## Start PROVIDED DATA

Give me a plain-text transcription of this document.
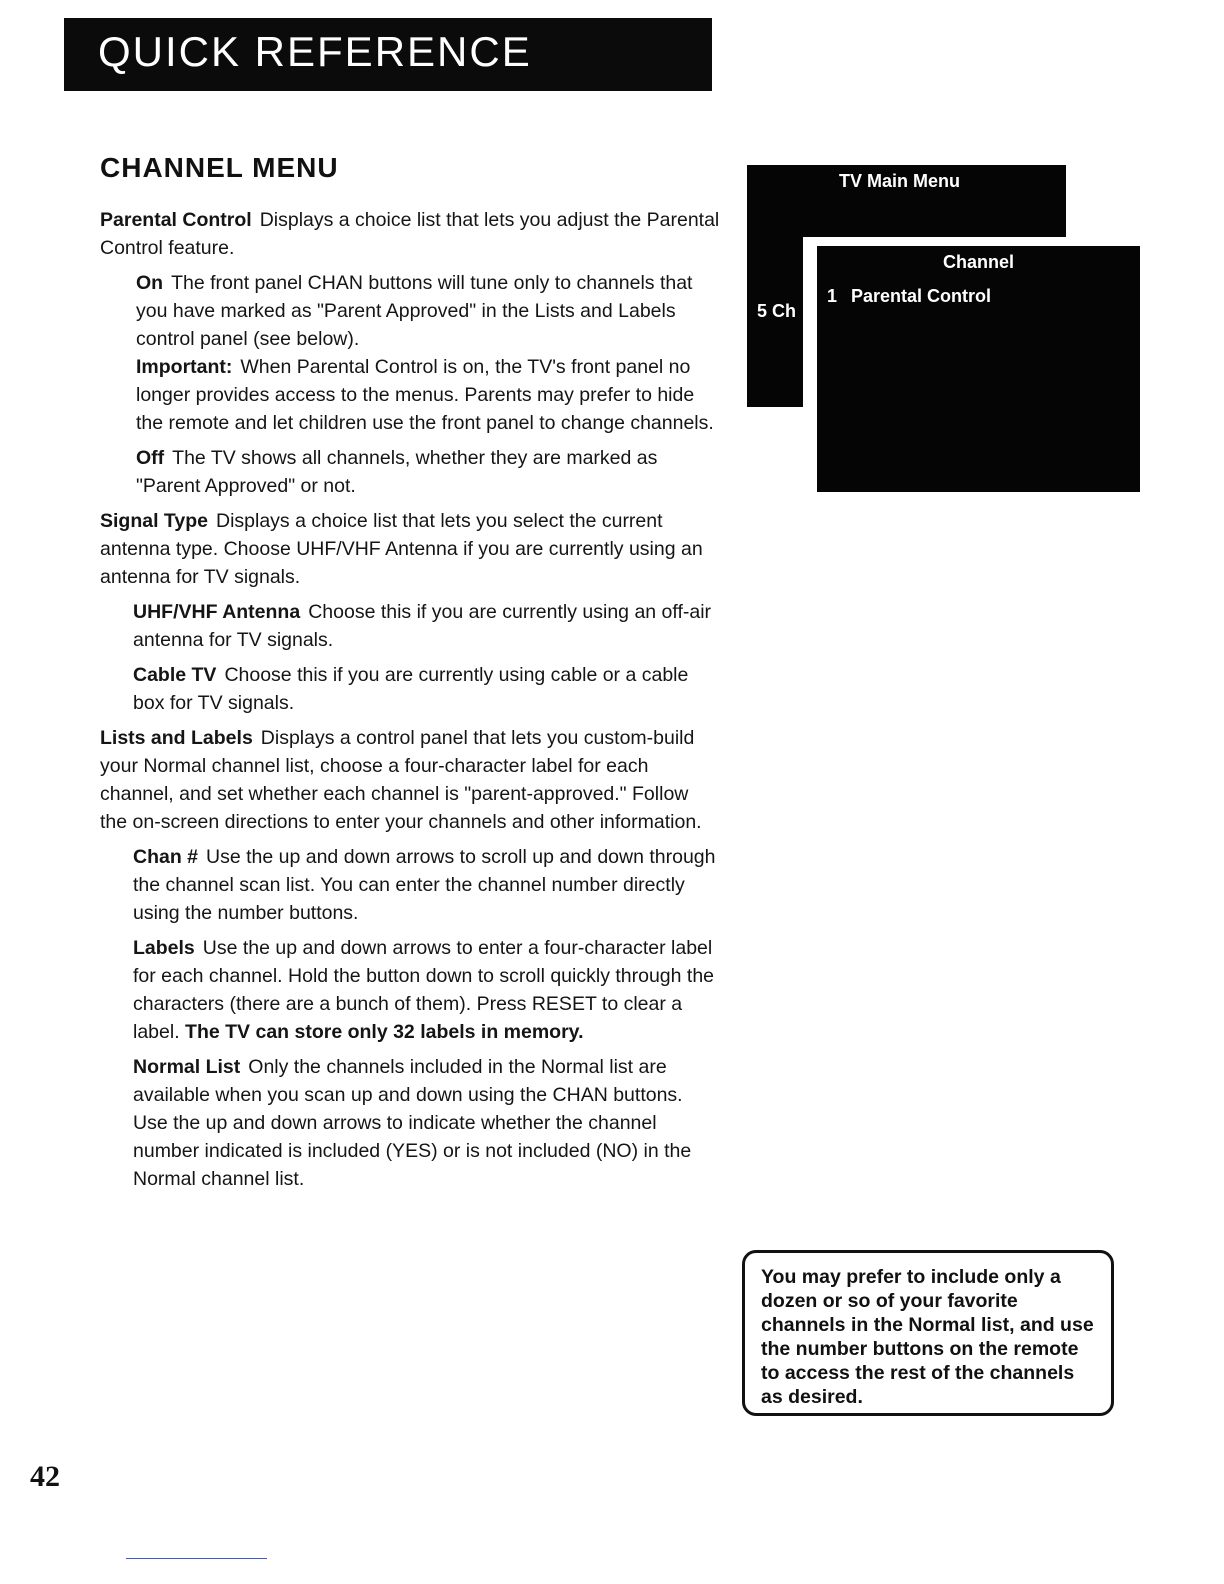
QUICK REFERENCE
CHANNEL MENU

Parental Control Displays a choice list that lets you adjust the Parental Control feature.

On The front panel CHAN buttons will tune only to channels that you have marked as "Parent Approved" in the Lists and Labels control panel (see below).

Important: When Parental Control is on, the TV's front panel no longer provides access to the menus. Parents may prefer to hide the remote and let children use the front panel to change channels.

Off The TV shows all channels, whether they are marked as "Parent Approved" or not.

Signal Type Displays a choice list that lets you select the current antenna type. Choose UHF/VHF Antenna if you are currently using an antenna for TV signals.

UHF/VHF Antenna Choose this if you are currently using an off-air antenna for TV signals.

Cable TV Choose this if you are currently using cable or a cable box for TV signals.

Lists and Labels Displays a control panel that lets you custom-build your Normal channel list, choose a four-character label for each channel, and set whether each channel is "parent-approved." Follow the on-screen directions to enter your channels and other information.

Chan # Use the up and down arrows to scroll up and down through the channel scan list. You can enter the channel number directly using the number buttons.

Labels Use the up and down arrows to enter a four-character label for each channel. Hold the button down to scroll quickly through the characters (there are a bunch of them). Press RESET to clear a label. The TV can store only 32 labels in memory.

Normal List Only the channels included in the Normal list are available when you scan up and down using the CHAN buttons. Use the up and down arrows to indicate whether the channel number indicated is included (YES) or is not included (NO) in the Normal channel list.

TV Main Menu
5 Ch
Channel
1 Parental Control
You may prefer to include only a dozen or so of your favorite channels in the Normal list, and use the number buttons on the remote to access the rest of the channels as desired.
42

## End PROVIDED DATA

### JOB
Show the lines from the data above that contain the string "Normal".

### CORRECT OUTPUT
Lists and Labels Displays a control panel that lets you custom-build your Normal channel list, choose a four-character label for each channel, and set whether each channel is "parent-approved." Follow the on-screen directions to enter your channels and other information.
Normal List Only the channels included in the Normal list are available when you scan up and down using the CHAN buttons. Use the up and down arrows to indicate whether the channel number indicated is included (YES) or is not included (NO) in the Normal channel list.
You may prefer to include only a dozen or so of your favorite channels in the Normal list, and use the number buttons on the remote to access the rest of the channels as desired.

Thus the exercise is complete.